Task requirements: Copy out each line featuring the string "infatti" from the entries beneath.

[Dataset items]
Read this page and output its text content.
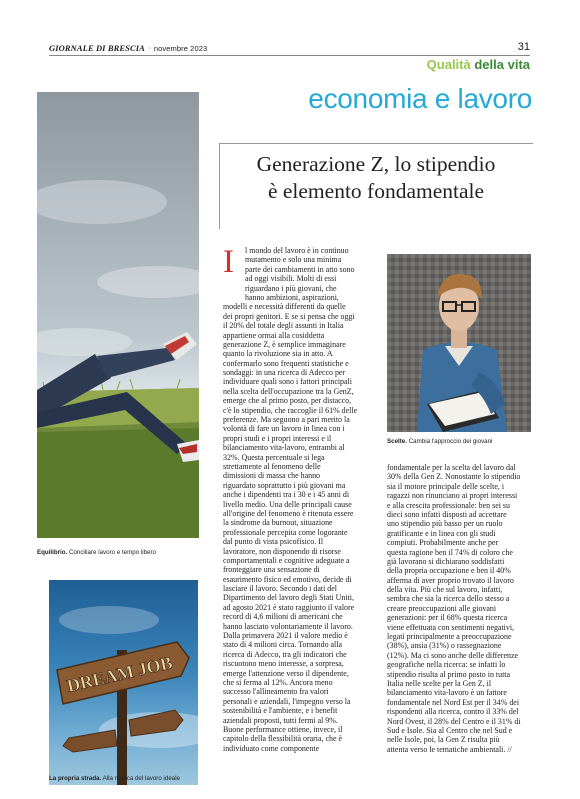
GIORNALE DI BRESCIA · novembre 2023	31
Qualità della vita
economia e lavoro
Equilibrio. Conciliare lavoro e tempo libero
DREAM JOB
La propria strada. Alla ricerca del lavoro ideale
Generazione Z, lo stipendio
è elemento fondamentale
I	l mondo del lavoro è in continuo
mutamento e solo una minima
parte dei cambiamenti in atto sono
ad oggi visibili. Molti di essi
riguardano i più giovani, che
hanno ambizioni, aspirazioni,
modelli e necessità differenti da quelle
dei propri genitori. E se si pensa che oggi
il 20% del totale degli assunti in Italia
appartiene ormai alla cosiddetta
generazione Z, è semplice immaginare
quanto la rivoluzione sia in atto. A
confermarlo sono frequenti statistiche e
sondaggi: in una ricerca di Adecco per
individuare quali sono i fattori principali
nella scelta dell'occupazione tra la GenZ,
emerge che al primo posto, per distacco,
c'è lo stipendio, che raccoglie il 61% delle
preferenze. Ma seguono a pari merito la
volontà di fare un lavoro in linea con i
propri studi e i propri interessi e il
bilanciamento vita-lavoro, entrambi al
32%. Questa percentuale si lega
strettamente al fenomeno delle
dimissioni di massa che hanno
riguardato soprattutto i più giovani ma
anche i dipendenti tra i 30 e i 45 anni di
livello medio. Una delle principali cause
all'origine del fenomeno è ritenuta essere
la sindrome da burnout, situazione
professionale percepita come logorante
dal punto di vista psicofisico. Il
lavoratore, non disponendo di risorse
comportamentali e cognitive adeguate a
fronteggiare una sensazione di
esaurimento fisico ed emotivo, decide di
lasciare il lavoro. Secondo i dati del
Dipartimento del lavoro degli Stati Uniti,
ad agosto 2021 è stato raggiunto il valore
record di 4,6 milioni di americani che
hanno lasciato volontariamente il lavoro.
Dalla primavera 2021 il valore medio è
stato di 4 milioni circa. Tornando alla
ricerca di Adecco, tra gli indicatori che
riscuotono meno interesse, a sorpresa,
emerge l'attenzione verso il dipendente,
che si ferma al 12%. Ancora meno
successo l'allineamento fra valori
personali e aziendali, l'impegno verso la
sostenibilità e l'ambiente, e i benefit
aziendali proposti, tutti fermi al 9%.
Buone performance ottiene, invece, il
capitolo della flessibilità oraria, che è
individuato come componente
fondamentale per la scelta del lavoro dal
30% della Gen Z. Nonostante lo stipendio
sia il motore principale delle scelte, i
ragazzi non rinunciano ai propri interessi
e alla crescita professionale: ben sei su
dieci sono infatti disposti ad accettare
uno stipendio più basso per un ruolo
gratificante e in linea con gli studi
compiuti. Probabilmente anche per
questa ragione ben il 74% di coloro che
già lavorano si dichiarano soddisfatti
della propria occupazione e ben il 40%
afferma di aver proprio trovato il lavoro
della vita. Più che sul lavoro, infatti,
sembra che sia la ricerca dello stesso a
creare preoccupazioni alle giovani
generazioni: per il 68% questa ricerca
viene effettuata con sentimenti negativi,
legati principalmente a preoccupazione
(38%), ansia (31%) o rassegnazione
(12%). Ma ci sono anche delle differenze
geografiche nella ricerca: se infatti lo
stipendio risulta al primo posto in tutta
Italia nelle scelte per la Gen Z, il
bilanciamento vita-lavoro è un fattore
fondamentale nel Nord Est per il 34% dei
rispondenti alla ricerca, contro il 33% del
Nord Ovest, il 28% del Centro e il 31% di
Sud e Isole. Sia al Centro che nel Sud e
nelle Isole, poi, la Gen Z risulta più
attenta verso le tematiche ambientali. //
Scelte. Cambia l'approccio dei giovani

Answer to this task:
dieci sono infatti disposti ad accettare
della vita. Più che sul lavoro, infatti,
geografiche nella ricerca: se infatti lo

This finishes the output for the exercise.